* [SHORT PROBLEM]:
Using the data below, repeat all of it precisely.

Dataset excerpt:
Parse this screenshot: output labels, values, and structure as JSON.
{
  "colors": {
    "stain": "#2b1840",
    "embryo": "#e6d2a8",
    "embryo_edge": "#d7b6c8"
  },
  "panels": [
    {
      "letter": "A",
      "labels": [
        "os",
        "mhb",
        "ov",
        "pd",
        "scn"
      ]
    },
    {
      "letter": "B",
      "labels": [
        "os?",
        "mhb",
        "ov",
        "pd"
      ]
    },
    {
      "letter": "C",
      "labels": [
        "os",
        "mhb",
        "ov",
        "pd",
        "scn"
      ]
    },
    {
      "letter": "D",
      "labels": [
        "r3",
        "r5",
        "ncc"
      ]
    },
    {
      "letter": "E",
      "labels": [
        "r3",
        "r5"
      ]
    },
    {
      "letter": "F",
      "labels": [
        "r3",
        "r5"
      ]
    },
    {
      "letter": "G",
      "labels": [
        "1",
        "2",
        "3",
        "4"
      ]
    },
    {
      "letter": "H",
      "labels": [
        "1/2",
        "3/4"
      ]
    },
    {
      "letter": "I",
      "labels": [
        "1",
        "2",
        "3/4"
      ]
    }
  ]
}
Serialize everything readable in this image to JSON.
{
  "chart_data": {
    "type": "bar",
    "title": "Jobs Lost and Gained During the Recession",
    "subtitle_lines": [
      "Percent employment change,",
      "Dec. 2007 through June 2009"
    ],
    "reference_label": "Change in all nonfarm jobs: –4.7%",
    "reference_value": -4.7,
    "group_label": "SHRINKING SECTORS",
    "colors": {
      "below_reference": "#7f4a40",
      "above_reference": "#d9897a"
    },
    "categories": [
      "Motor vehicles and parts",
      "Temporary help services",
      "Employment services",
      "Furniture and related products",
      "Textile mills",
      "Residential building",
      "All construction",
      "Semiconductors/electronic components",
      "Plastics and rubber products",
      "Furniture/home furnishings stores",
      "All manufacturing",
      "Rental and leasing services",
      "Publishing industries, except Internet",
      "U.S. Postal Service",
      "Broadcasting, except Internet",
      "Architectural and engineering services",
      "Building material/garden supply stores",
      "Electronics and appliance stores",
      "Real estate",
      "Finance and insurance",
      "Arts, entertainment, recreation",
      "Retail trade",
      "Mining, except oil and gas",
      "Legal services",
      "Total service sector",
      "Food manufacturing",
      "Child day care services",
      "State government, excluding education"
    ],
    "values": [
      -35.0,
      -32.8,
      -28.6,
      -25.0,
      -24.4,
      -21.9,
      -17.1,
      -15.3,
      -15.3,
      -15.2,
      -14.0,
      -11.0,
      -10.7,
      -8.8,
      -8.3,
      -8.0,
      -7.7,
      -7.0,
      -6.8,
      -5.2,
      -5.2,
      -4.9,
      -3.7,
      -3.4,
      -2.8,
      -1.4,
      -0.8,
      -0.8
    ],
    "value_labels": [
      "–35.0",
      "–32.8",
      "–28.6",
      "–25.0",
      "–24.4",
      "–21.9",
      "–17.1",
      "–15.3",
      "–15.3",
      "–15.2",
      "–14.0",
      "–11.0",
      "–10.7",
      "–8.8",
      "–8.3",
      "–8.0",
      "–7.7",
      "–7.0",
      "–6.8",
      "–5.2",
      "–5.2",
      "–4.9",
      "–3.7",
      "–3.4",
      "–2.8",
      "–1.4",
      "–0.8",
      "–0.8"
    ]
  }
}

* [THE ANSWER]:
Parse this screenshot: output labels, values, and structure as JSON.
{
  "colors": {
    "stain": "#2b1840",
    "embryo": "#e6d2a8",
    "embryo_edge": "#d7b6c8"
  },
  "panels": [
    {
      "letter": "A",
      "labels": [
        "os",
        "mhb",
        "ov",
        "pd",
        "scn"
      ]
    },
    {
      "letter": "B",
      "labels": [
        "os?",
        "mhb",
        "ov",
        "pd"
      ]
    },
    {
      "letter": "C",
      "labels": [
        "os",
        "mhb",
        "ov",
        "pd",
        "scn"
      ]
    },
    {
      "letter": "D",
      "labels": [
        "r3",
        "r5",
        "ncc"
      ]
    },
    {
      "letter": "E",
      "labels": [
        "r3",
        "r5"
      ]
    },
    {
      "letter": "F",
      "labels": [
        "r3",
        "r5"
      ]
    },
    {
      "letter": "G",
      "labels": [
        "1",
        "2",
        "3",
        "4"
      ]
    },
    {
      "letter": "H",
      "labels": [
        "1/2",
        "3/4"
      ]
    },
    {
      "letter": "I",
      "labels": [
        "1",
        "2",
        "3/4"
      ]
    }
  ]
}
Serialize everything readable in this image to JSON.
{
  "chart_data": {
    "type": "bar",
    "title": "Jobs Lost and Gained During the Recession",
    "subtitle_lines": [
      "Percent employment change,",
      "Dec. 2007 through June 2009"
    ],
    "reference_label": "Change in all nonfarm jobs: –4.7%",
    "reference_value": -4.7,
    "group_label": "SHRINKING SECTORS",
    "colors": {
      "below_reference": "#7f4a40",
      "above_reference": "#d9897a"
    },
    "categories": [
      "Motor vehicles and parts",
      "Temporary help services",
      "Employment services",
      "Furniture and related products",
      "Textile mills",
      "Residential building",
      "All construction",
      "Semiconductors/electronic components",
      "Plastics and rubber products",
      "Furniture/home furnishings stores",
      "All manufacturing",
      "Rental and leasing services",
      "Publishing industries, except Internet",
      "U.S. Postal Service",
      "Broadcasting, except Internet",
      "Architectural and engineering services",
      "Building material/garden supply stores",
      "Electronics and appliance stores",
      "Real estate",
      "Finance and insurance",
      "Arts, entertainment, recreation",
      "Retail trade",
      "Mining, except oil and gas",
      "Legal services",
      "Total service sector",
      "Food manufacturing",
      "Child day care services",
      "State government, excluding education"
    ],
    "values": [
      -35.0,
      -32.8,
      -28.6,
      -25.0,
      -24.4,
      -21.9,
      -17.1,
      -15.3,
      -15.3,
      -15.2,
      -14.0,
      -11.0,
      -10.7,
      -8.8,
      -8.3,
      -8.0,
      -7.7,
      -7.0,
      -6.8,
      -5.2,
      -5.2,
      -4.9,
      -3.7,
      -3.4,
      -2.8,
      -1.4,
      -0.8,
      -0.8
    ],
    "value_labels": [
      "–35.0",
      "–32.8",
      "–28.6",
      "–25.0",
      "–24.4",
      "–21.9",
      "–17.1",
      "–15.3",
      "–15.3",
      "–15.2",
      "–14.0",
      "–11.0",
      "–10.7",
      "–8.8",
      "–8.3",
      "–8.0",
      "–7.7",
      "–7.0",
      "–6.8",
      "–5.2",
      "–5.2",
      "–4.9",
      "–3.7",
      "–3.4",
      "–2.8",
      "–1.4",
      "–0.8",
      "–0.8"
    ]
  }
}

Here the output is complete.